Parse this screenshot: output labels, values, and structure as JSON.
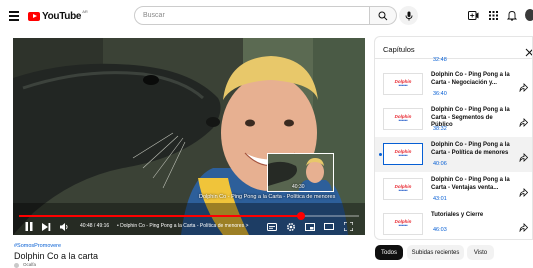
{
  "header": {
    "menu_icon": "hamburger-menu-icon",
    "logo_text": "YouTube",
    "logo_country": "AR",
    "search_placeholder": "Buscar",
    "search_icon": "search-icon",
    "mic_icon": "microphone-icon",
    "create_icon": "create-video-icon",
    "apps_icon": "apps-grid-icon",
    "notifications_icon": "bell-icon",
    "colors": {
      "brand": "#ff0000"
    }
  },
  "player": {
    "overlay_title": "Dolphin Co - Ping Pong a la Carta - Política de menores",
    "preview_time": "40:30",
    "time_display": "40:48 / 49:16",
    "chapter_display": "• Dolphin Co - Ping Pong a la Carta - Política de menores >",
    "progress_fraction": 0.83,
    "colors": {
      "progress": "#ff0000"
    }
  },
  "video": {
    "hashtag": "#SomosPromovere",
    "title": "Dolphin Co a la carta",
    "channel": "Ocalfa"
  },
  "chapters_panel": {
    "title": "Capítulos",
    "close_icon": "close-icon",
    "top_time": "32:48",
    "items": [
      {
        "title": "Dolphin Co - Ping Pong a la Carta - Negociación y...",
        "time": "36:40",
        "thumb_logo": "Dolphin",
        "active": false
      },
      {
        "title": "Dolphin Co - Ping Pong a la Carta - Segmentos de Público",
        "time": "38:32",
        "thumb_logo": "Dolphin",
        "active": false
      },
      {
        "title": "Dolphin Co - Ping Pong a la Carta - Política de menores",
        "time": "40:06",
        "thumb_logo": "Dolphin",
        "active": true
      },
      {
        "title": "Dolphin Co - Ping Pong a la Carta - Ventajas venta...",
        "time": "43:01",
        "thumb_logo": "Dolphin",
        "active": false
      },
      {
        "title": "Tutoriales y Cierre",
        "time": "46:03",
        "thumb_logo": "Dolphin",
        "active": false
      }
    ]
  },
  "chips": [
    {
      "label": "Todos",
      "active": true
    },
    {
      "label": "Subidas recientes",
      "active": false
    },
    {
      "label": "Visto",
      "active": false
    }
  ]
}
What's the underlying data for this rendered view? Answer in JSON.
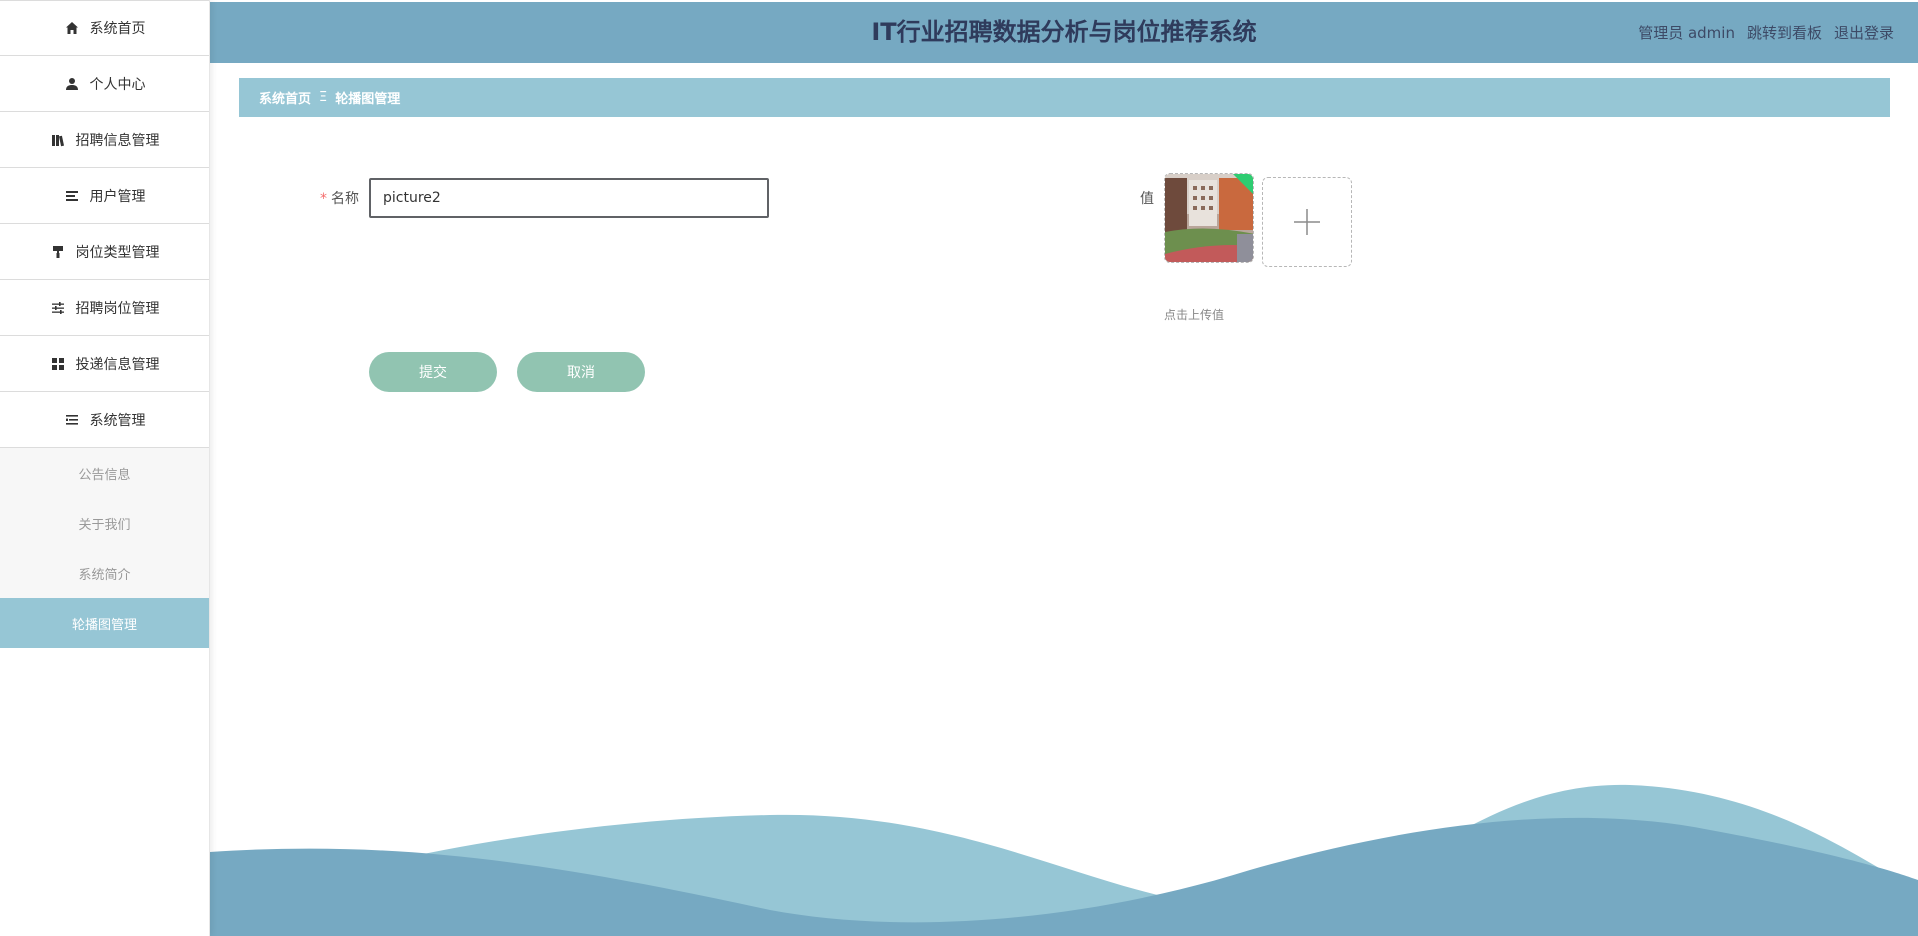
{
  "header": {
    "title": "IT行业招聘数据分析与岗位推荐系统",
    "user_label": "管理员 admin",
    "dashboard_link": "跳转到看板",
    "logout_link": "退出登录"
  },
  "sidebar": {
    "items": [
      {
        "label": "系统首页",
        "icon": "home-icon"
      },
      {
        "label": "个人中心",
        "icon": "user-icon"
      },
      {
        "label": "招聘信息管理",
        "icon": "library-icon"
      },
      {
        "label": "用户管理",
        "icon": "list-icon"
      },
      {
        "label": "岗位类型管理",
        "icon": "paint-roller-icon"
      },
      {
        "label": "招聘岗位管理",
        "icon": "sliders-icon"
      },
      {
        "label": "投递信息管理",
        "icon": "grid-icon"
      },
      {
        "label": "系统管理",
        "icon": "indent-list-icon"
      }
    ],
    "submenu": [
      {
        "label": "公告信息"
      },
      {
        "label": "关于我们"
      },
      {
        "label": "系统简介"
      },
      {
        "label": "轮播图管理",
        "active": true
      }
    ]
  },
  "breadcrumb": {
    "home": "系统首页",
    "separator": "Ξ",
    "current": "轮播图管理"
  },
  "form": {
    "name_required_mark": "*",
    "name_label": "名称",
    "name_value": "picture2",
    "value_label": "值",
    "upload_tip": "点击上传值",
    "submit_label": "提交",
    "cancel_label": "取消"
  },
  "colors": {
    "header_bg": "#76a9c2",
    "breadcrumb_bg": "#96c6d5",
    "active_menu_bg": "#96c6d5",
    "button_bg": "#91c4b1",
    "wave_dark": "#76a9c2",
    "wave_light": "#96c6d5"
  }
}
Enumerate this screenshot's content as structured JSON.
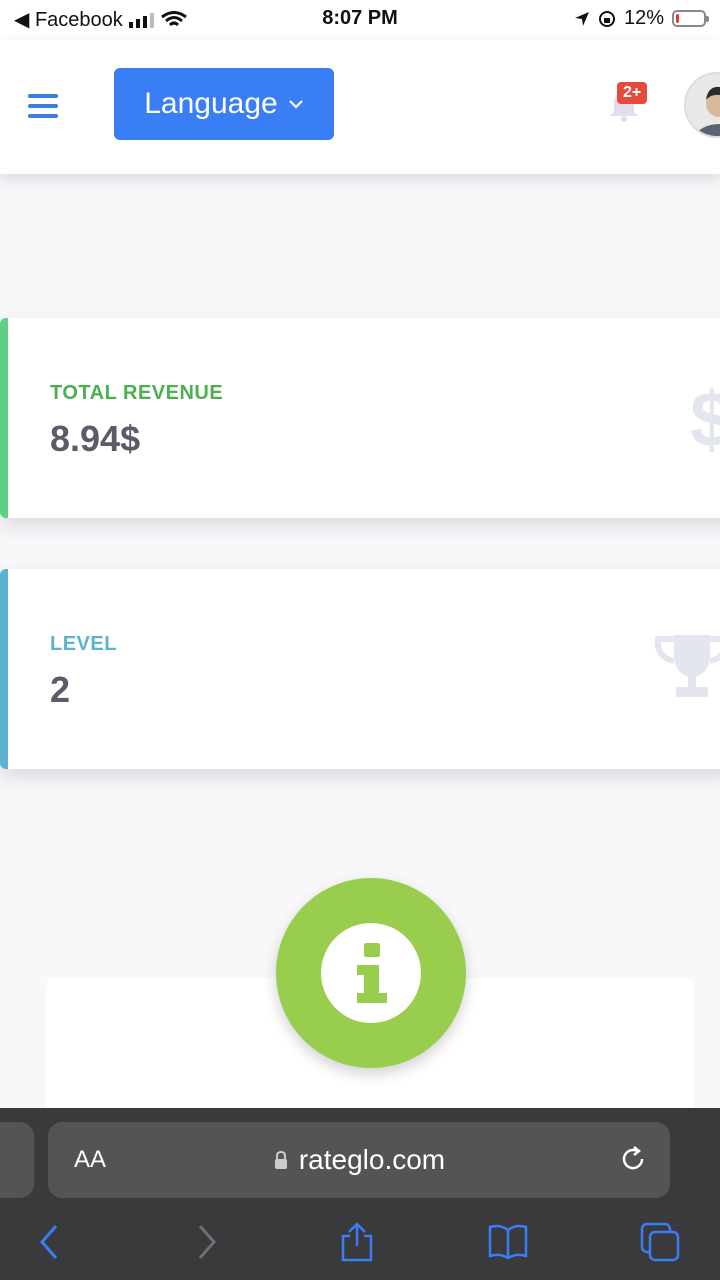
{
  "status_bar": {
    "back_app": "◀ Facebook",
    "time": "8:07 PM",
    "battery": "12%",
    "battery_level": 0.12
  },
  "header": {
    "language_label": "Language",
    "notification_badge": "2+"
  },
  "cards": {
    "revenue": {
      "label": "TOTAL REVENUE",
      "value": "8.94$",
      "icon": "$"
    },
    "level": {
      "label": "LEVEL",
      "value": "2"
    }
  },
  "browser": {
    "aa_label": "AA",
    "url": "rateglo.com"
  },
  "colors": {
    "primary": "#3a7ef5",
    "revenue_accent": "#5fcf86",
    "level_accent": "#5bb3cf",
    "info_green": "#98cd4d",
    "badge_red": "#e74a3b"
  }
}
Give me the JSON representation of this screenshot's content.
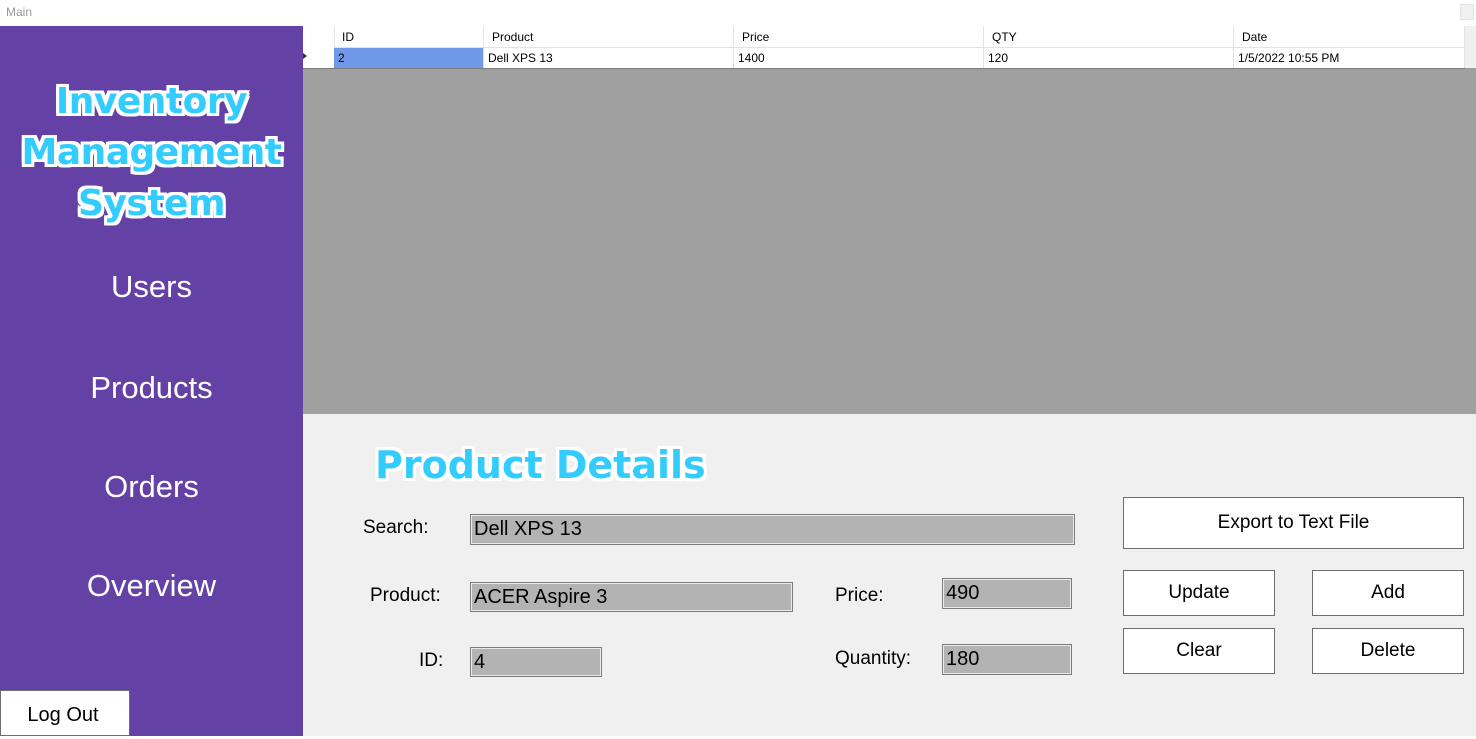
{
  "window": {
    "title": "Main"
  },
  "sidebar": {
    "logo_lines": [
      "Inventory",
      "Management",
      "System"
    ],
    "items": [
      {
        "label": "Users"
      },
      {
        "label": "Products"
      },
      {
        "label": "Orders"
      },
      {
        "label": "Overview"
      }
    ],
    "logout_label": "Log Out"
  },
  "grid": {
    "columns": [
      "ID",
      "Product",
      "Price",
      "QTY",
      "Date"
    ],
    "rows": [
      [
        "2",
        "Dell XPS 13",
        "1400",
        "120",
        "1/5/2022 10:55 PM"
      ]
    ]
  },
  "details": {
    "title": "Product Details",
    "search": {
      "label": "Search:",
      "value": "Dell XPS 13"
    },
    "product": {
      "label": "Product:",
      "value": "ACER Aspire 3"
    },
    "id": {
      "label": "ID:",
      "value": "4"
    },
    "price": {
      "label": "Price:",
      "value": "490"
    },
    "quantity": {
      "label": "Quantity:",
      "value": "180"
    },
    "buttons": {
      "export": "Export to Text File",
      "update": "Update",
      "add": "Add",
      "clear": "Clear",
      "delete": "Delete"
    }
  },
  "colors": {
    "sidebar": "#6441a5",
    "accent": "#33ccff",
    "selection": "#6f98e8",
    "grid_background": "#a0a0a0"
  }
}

◇ ◇ ◇ ◇ ◇ ◇ ◇

YOUR TASK -
Show every line that contains the word "menores".

REPLY TO THE EXERCISE -
    "overlay_title": "Dolphin Co - Ping Pong a la Carta - Política de menores",
    "chapter_display": "• Dolphin Co - Ping Pong a la Carta - Política de menores >",
        "title": "Dolphin Co - Ping Pong a la Carta - Política de menores",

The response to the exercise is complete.